- Exercise prompt
Transcribe the material below exactly as it appears.

START Supplied entries

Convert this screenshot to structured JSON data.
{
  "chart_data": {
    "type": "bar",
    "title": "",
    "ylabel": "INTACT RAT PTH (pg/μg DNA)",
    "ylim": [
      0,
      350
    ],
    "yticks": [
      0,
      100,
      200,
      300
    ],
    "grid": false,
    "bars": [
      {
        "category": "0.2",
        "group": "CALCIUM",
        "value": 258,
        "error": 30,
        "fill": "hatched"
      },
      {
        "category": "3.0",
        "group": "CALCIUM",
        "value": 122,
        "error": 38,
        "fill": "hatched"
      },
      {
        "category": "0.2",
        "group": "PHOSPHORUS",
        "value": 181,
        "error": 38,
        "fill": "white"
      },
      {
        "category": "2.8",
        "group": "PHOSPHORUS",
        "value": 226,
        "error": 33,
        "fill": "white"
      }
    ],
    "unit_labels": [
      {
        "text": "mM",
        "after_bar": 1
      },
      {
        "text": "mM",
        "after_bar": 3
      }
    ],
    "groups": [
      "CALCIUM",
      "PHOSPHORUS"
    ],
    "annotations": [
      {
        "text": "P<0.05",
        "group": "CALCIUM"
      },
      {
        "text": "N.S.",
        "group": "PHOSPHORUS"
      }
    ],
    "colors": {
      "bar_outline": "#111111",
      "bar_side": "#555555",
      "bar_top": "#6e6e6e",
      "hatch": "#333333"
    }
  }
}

END Supplied entries

- Result of the exercise
Convert this screenshot to structured JSON data.
{
  "chart_data": {
    "type": "bar",
    "title": "",
    "ylabel": "INTACT RAT PTH (pg/μg DNA)",
    "ylim": [
      0,
      350
    ],
    "yticks": [
      0,
      100,
      200,
      300
    ],
    "grid": false,
    "bars": [
      {
        "category": "0.2",
        "group": "CALCIUM",
        "value": 258,
        "error": 30,
        "fill": "hatched"
      },
      {
        "category": "3.0",
        "group": "CALCIUM",
        "value": 122,
        "error": 38,
        "fill": "hatched"
      },
      {
        "category": "0.2",
        "group": "PHOSPHORUS",
        "value": 181,
        "error": 38,
        "fill": "white"
      },
      {
        "category": "2.8",
        "group": "PHOSPHORUS",
        "value": 226,
        "error": 33,
        "fill": "white"
      }
    ],
    "unit_labels": [
      {
        "text": "mM",
        "after_bar": 1
      },
      {
        "text": "mM",
        "after_bar": 3
      }
    ],
    "groups": [
      "CALCIUM",
      "PHOSPHORUS"
    ],
    "annotations": [
      {
        "text": "P<0.05",
        "group": "CALCIUM"
      },
      {
        "text": "N.S.",
        "group": "PHOSPHORUS"
      }
    ],
    "colors": {
      "bar_outline": "#111111",
      "bar_side": "#555555",
      "bar_top": "#6e6e6e",
      "hatch": "#333333"
    }
  }
}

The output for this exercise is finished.